**Written problem:** Copy out every line of the data exactly.

**Exercise data:**
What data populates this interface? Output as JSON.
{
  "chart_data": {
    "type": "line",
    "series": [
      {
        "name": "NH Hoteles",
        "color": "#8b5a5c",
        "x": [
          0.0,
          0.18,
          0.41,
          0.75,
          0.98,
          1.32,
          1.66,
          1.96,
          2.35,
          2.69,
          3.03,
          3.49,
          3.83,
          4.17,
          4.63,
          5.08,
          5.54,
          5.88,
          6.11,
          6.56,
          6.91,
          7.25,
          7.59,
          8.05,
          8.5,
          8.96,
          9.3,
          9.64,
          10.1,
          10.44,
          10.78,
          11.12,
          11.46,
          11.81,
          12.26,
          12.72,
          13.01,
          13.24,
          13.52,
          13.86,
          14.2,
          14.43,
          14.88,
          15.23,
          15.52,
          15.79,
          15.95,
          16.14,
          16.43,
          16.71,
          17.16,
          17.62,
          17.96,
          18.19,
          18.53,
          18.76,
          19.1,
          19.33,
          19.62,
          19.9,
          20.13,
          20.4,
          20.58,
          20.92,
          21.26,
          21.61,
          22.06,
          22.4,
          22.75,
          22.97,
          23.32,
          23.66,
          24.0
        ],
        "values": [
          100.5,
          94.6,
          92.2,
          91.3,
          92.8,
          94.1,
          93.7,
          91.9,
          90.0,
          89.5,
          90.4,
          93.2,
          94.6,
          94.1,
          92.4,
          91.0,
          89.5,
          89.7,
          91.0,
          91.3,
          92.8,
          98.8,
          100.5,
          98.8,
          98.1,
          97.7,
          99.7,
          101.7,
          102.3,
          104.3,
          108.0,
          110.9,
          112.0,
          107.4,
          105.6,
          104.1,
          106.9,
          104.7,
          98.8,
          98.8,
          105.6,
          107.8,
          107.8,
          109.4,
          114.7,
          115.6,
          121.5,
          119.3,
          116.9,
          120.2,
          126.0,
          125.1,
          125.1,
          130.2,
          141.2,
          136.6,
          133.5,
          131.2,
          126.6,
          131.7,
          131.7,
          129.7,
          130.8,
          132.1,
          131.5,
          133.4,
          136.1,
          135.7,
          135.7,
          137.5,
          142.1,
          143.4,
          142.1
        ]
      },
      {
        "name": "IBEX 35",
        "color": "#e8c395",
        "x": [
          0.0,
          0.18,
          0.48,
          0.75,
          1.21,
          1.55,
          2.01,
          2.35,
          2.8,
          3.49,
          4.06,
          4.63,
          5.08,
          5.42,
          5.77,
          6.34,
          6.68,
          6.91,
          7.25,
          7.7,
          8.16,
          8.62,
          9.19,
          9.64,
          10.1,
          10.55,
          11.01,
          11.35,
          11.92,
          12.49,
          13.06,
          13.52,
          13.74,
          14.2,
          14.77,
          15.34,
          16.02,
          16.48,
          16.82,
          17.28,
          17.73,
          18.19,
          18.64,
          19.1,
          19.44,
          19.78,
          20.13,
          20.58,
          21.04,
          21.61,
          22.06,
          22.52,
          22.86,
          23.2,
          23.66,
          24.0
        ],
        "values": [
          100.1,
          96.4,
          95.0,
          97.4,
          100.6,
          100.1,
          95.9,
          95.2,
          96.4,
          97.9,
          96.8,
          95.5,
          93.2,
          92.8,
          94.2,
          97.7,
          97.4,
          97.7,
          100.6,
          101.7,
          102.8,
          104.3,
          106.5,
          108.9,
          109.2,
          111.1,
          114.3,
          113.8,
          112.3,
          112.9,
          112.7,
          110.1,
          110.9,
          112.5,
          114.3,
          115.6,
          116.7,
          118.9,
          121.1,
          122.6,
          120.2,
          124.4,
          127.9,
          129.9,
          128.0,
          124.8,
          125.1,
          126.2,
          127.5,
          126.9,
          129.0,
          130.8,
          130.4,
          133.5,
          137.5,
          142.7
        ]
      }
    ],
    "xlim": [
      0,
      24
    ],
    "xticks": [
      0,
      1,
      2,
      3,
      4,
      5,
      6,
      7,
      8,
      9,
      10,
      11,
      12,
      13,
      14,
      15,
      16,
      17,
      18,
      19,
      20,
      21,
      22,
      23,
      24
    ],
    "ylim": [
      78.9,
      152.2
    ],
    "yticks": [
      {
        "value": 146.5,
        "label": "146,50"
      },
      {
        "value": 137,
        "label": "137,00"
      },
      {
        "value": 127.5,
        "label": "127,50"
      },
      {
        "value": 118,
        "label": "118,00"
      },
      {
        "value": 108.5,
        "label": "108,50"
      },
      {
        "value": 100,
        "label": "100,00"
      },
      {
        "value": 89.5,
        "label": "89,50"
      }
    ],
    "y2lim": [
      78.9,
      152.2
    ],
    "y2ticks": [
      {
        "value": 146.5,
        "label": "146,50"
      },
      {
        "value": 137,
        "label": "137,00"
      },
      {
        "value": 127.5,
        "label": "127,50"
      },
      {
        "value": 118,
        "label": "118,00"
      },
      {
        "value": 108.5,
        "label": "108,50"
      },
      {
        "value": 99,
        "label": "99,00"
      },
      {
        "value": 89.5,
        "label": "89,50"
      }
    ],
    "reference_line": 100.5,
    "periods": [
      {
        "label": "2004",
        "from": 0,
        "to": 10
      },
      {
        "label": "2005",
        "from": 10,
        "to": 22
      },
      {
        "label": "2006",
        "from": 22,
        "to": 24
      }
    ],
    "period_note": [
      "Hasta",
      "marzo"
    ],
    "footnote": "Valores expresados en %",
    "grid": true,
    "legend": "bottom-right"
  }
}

**Exercise solution:**
What data populates this interface? Output as JSON.
{
  "chart_data": {
    "type": "line",
    "series": [
      {
        "name": "NH Hoteles",
        "color": "#8b5a5c",
        "x": [
          0.0,
          0.18,
          0.41,
          0.75,
          0.98,
          1.32,
          1.66,
          1.96,
          2.35,
          2.69,
          3.03,
          3.49,
          3.83,
          4.17,
          4.63,
          5.08,
          5.54,
          5.88,
          6.11,
          6.56,
          6.91,
          7.25,
          7.59,
          8.05,
          8.5,
          8.96,
          9.3,
          9.64,
          10.1,
          10.44,
          10.78,
          11.12,
          11.46,
          11.81,
          12.26,
          12.72,
          13.01,
          13.24,
          13.52,
          13.86,
          14.2,
          14.43,
          14.88,
          15.23,
          15.52,
          15.79,
          15.95,
          16.14,
          16.43,
          16.71,
          17.16,
          17.62,
          17.96,
          18.19,
          18.53,
          18.76,
          19.1,
          19.33,
          19.62,
          19.9,
          20.13,
          20.4,
          20.58,
          20.92,
          21.26,
          21.61,
          22.06,
          22.4,
          22.75,
          22.97,
          23.32,
          23.66,
          24.0
        ],
        "values": [
          100.5,
          94.6,
          92.2,
          91.3,
          92.8,
          94.1,
          93.7,
          91.9,
          90.0,
          89.5,
          90.4,
          93.2,
          94.6,
          94.1,
          92.4,
          91.0,
          89.5,
          89.7,
          91.0,
          91.3,
          92.8,
          98.8,
          100.5,
          98.8,
          98.1,
          97.7,
          99.7,
          101.7,
          102.3,
          104.3,
          108.0,
          110.9,
          112.0,
          107.4,
          105.6,
          104.1,
          106.9,
          104.7,
          98.8,
          98.8,
          105.6,
          107.8,
          107.8,
          109.4,
          114.7,
          115.6,
          121.5,
          119.3,
          116.9,
          120.2,
          126.0,
          125.1,
          125.1,
          130.2,
          141.2,
          136.6,
          133.5,
          131.2,
          126.6,
          131.7,
          131.7,
          129.7,
          130.8,
          132.1,
          131.5,
          133.4,
          136.1,
          135.7,
          135.7,
          137.5,
          142.1,
          143.4,
          142.1
        ]
      },
      {
        "name": "IBEX 35",
        "color": "#e8c395",
        "x": [
          0.0,
          0.18,
          0.48,
          0.75,
          1.21,
          1.55,
          2.01,
          2.35,
          2.8,
          3.49,
          4.06,
          4.63,
          5.08,
          5.42,
          5.77,
          6.34,
          6.68,
          6.91,
          7.25,
          7.7,
          8.16,
          8.62,
          9.19,
          9.64,
          10.1,
          10.55,
          11.01,
          11.35,
          11.92,
          12.49,
          13.06,
          13.52,
          13.74,
          14.2,
          14.77,
          15.34,
          16.02,
          16.48,
          16.82,
          17.28,
          17.73,
          18.19,
          18.64,
          19.1,
          19.44,
          19.78,
          20.13,
          20.58,
          21.04,
          21.61,
          22.06,
          22.52,
          22.86,
          23.2,
          23.66,
          24.0
        ],
        "values": [
          100.1,
          96.4,
          95.0,
          97.4,
          100.6,
          100.1,
          95.9,
          95.2,
          96.4,
          97.9,
          96.8,
          95.5,
          93.2,
          92.8,
          94.2,
          97.7,
          97.4,
          97.7,
          100.6,
          101.7,
          102.8,
          104.3,
          106.5,
          108.9,
          109.2,
          111.1,
          114.3,
          113.8,
          112.3,
          112.9,
          112.7,
          110.1,
          110.9,
          112.5,
          114.3,
          115.6,
          116.7,
          118.9,
          121.1,
          122.6,
          120.2,
          124.4,
          127.9,
          129.9,
          128.0,
          124.8,
          125.1,
          126.2,
          127.5,
          126.9,
          129.0,
          130.8,
          130.4,
          133.5,
          137.5,
          142.7
        ]
      }
    ],
    "xlim": [
      0,
      24
    ],
    "xticks": [
      0,
      1,
      2,
      3,
      4,
      5,
      6,
      7,
      8,
      9,
      10,
      11,
      12,
      13,
      14,
      15,
      16,
      17,
      18,
      19,
      20,
      21,
      22,
      23,
      24
    ],
    "ylim": [
      78.9,
      152.2
    ],
    "yticks": [
      {
        "value": 146.5,
        "label": "146,50"
      },
      {
        "value": 137,
        "label": "137,00"
      },
      {
        "value": 127.5,
        "label": "127,50"
      },
      {
        "value": 118,
        "label": "118,00"
      },
      {
        "value": 108.5,
        "label": "108,50"
      },
      {
        "value": 100,
        "label": "100,00"
      },
      {
        "value": 89.5,
        "label": "89,50"
      }
    ],
    "y2lim": [
      78.9,
      152.2
    ],
    "y2ticks": [
      {
        "value": 146.5,
        "label": "146,50"
      },
      {
        "value": 137,
        "label": "137,00"
      },
      {
        "value": 127.5,
        "label": "127,50"
      },
      {
        "value": 118,
        "label": "118,00"
      },
      {
        "value": 108.5,
        "label": "108,50"
      },
      {
        "value": 99,
        "label": "99,00"
      },
      {
        "value": 89.5,
        "label": "89,50"
      }
    ],
    "reference_line": 100.5,
    "periods": [
      {
        "label": "2004",
        "from": 0,
        "to": 10
      },
      {
        "label": "2005",
        "from": 10,
        "to": 22
      },
      {
        "label": "2006",
        "from": 22,
        "to": 24
      }
    ],
    "period_note": [
      "Hasta",
      "marzo"
    ],
    "footnote": "Valores expresados en %",
    "grid": true,
    "legend": "bottom-right"
  }
}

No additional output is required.